(GIVEN DATA):
════════════════
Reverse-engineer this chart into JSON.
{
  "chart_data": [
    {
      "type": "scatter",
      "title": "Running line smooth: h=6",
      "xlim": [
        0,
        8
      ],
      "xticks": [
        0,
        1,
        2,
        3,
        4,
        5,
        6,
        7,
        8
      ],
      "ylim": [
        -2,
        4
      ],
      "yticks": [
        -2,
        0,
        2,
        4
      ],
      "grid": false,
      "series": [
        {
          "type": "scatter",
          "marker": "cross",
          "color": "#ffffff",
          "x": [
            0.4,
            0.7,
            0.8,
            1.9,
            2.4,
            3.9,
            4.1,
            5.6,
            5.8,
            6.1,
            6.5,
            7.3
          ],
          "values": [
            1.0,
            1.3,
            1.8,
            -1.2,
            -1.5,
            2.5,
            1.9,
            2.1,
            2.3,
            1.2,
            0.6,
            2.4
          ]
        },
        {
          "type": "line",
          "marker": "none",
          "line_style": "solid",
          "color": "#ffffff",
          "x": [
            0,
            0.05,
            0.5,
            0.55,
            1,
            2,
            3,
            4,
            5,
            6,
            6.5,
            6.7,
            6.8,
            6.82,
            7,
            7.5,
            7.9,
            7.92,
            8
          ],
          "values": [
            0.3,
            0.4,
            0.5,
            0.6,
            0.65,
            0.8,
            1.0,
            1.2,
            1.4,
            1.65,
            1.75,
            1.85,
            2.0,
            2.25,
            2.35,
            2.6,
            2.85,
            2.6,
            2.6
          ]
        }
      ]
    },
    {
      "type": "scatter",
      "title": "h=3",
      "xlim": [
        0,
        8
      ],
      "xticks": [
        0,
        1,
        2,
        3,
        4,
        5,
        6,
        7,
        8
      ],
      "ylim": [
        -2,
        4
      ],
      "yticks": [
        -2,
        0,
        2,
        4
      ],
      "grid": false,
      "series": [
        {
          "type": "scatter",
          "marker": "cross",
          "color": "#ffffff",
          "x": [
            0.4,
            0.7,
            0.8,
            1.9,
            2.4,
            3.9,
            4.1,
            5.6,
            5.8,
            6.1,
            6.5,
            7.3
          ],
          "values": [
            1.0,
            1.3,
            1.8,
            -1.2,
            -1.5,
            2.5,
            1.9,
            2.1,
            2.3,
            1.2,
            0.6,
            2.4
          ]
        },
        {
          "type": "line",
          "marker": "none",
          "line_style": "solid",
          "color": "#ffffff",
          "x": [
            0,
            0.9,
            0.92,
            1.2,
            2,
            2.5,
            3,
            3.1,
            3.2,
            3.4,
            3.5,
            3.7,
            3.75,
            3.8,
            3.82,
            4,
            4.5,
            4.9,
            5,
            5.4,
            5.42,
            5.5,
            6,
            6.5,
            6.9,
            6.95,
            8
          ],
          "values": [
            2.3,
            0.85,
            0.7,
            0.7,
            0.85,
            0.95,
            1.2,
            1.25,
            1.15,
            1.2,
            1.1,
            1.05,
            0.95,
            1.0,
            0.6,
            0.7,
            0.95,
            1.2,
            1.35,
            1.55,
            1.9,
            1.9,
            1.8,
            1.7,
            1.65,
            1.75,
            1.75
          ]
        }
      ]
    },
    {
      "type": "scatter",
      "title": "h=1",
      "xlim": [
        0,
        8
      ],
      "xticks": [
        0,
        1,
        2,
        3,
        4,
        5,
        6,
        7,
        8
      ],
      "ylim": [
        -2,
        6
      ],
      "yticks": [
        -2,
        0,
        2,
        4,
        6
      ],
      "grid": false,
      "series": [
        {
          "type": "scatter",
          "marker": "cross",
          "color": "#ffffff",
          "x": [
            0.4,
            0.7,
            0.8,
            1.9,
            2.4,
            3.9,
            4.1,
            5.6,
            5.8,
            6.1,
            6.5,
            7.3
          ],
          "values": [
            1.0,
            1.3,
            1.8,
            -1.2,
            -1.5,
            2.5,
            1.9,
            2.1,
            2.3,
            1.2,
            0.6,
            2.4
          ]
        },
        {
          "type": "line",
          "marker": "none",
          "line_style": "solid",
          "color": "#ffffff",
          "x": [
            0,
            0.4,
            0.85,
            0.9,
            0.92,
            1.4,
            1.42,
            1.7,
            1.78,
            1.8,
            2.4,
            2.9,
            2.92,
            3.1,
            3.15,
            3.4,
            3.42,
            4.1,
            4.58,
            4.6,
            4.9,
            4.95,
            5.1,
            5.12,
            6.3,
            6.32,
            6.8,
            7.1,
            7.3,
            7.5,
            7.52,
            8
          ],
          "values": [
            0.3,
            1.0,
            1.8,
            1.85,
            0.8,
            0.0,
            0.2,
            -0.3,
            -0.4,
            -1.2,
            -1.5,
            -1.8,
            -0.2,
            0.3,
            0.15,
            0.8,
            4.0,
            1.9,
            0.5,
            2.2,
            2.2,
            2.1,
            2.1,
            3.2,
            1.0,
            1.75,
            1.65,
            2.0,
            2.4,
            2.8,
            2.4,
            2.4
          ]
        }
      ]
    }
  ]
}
════════════════
(WHAT IS ASKED):
Your task is to transcribe the listing above in full, exactly as given.

(TASK SOLUTION):
Reverse-engineer this chart into JSON.
{
  "chart_data": [
    {
      "type": "scatter",
      "title": "Running line smooth: h=6",
      "xlim": [
        0,
        8
      ],
      "xticks": [
        0,
        1,
        2,
        3,
        4,
        5,
        6,
        7,
        8
      ],
      "ylim": [
        -2,
        4
      ],
      "yticks": [
        -2,
        0,
        2,
        4
      ],
      "grid": false,
      "series": [
        {
          "type": "scatter",
          "marker": "cross",
          "color": "#ffffff",
          "x": [
            0.4,
            0.7,
            0.8,
            1.9,
            2.4,
            3.9,
            4.1,
            5.6,
            5.8,
            6.1,
            6.5,
            7.3
          ],
          "values": [
            1.0,
            1.3,
            1.8,
            -1.2,
            -1.5,
            2.5,
            1.9,
            2.1,
            2.3,
            1.2,
            0.6,
            2.4
          ]
        },
        {
          "type": "line",
          "marker": "none",
          "line_style": "solid",
          "color": "#ffffff",
          "x": [
            0,
            0.05,
            0.5,
            0.55,
            1,
            2,
            3,
            4,
            5,
            6,
            6.5,
            6.7,
            6.8,
            6.82,
            7,
            7.5,
            7.9,
            7.92,
            8
          ],
          "values": [
            0.3,
            0.4,
            0.5,
            0.6,
            0.65,
            0.8,
            1.0,
            1.2,
            1.4,
            1.65,
            1.75,
            1.85,
            2.0,
            2.25,
            2.35,
            2.6,
            2.85,
            2.6,
            2.6
          ]
        }
      ]
    },
    {
      "type": "scatter",
      "title": "h=3",
      "xlim": [
        0,
        8
      ],
      "xticks": [
        0,
        1,
        2,
        3,
        4,
        5,
        6,
        7,
        8
      ],
      "ylim": [
        -2,
        4
      ],
      "yticks": [
        -2,
        0,
        2,
        4
      ],
      "grid": false,
      "series": [
        {
          "type": "scatter",
          "marker": "cross",
          "color": "#ffffff",
          "x": [
            0.4,
            0.7,
            0.8,
            1.9,
            2.4,
            3.9,
            4.1,
            5.6,
            5.8,
            6.1,
            6.5,
            7.3
          ],
          "values": [
            1.0,
            1.3,
            1.8,
            -1.2,
            -1.5,
            2.5,
            1.9,
            2.1,
            2.3,
            1.2,
            0.6,
            2.4
          ]
        },
        {
          "type": "line",
          "marker": "none",
          "line_style": "solid",
          "color": "#ffffff",
          "x": [
            0,
            0.9,
            0.92,
            1.2,
            2,
            2.5,
            3,
            3.1,
            3.2,
            3.4,
            3.5,
            3.7,
            3.75,
            3.8,
            3.82,
            4,
            4.5,
            4.9,
            5,
            5.4,
            5.42,
            5.5,
            6,
            6.5,
            6.9,
            6.95,
            8
          ],
          "values": [
            2.3,
            0.85,
            0.7,
            0.7,
            0.85,
            0.95,
            1.2,
            1.25,
            1.15,
            1.2,
            1.1,
            1.05,
            0.95,
            1.0,
            0.6,
            0.7,
            0.95,
            1.2,
            1.35,
            1.55,
            1.9,
            1.9,
            1.8,
            1.7,
            1.65,
            1.75,
            1.75
          ]
        }
      ]
    },
    {
      "type": "scatter",
      "title": "h=1",
      "xlim": [
        0,
        8
      ],
      "xticks": [
        0,
        1,
        2,
        3,
        4,
        5,
        6,
        7,
        8
      ],
      "ylim": [
        -2,
        6
      ],
      "yticks": [
        -2,
        0,
        2,
        4,
        6
      ],
      "grid": false,
      "series": [
        {
          "type": "scatter",
          "marker": "cross",
          "color": "#ffffff",
          "x": [
            0.4,
            0.7,
            0.8,
            1.9,
            2.4,
            3.9,
            4.1,
            5.6,
            5.8,
            6.1,
            6.5,
            7.3
          ],
          "values": [
            1.0,
            1.3,
            1.8,
            -1.2,
            -1.5,
            2.5,
            1.9,
            2.1,
            2.3,
            1.2,
            0.6,
            2.4
          ]
        },
        {
          "type": "line",
          "marker": "none",
          "line_style": "solid",
          "color": "#ffffff",
          "x": [
            0,
            0.4,
            0.85,
            0.9,
            0.92,
            1.4,
            1.42,
            1.7,
            1.78,
            1.8,
            2.4,
            2.9,
            2.92,
            3.1,
            3.15,
            3.4,
            3.42,
            4.1,
            4.58,
            4.6,
            4.9,
            4.95,
            5.1,
            5.12,
            6.3,
            6.32,
            6.8,
            7.1,
            7.3,
            7.5,
            7.52,
            8
          ],
          "values": [
            0.3,
            1.0,
            1.8,
            1.85,
            0.8,
            0.0,
            0.2,
            -0.3,
            -0.4,
            -1.2,
            -1.5,
            -1.8,
            -0.2,
            0.3,
            0.15,
            0.8,
            4.0,
            1.9,
            0.5,
            2.2,
            2.2,
            2.1,
            2.1,
            3.2,
            1.0,
            1.75,
            1.65,
            2.0,
            2.4,
            2.8,
            2.4,
            2.4
          ]
        }
      ]
    }
  ]
}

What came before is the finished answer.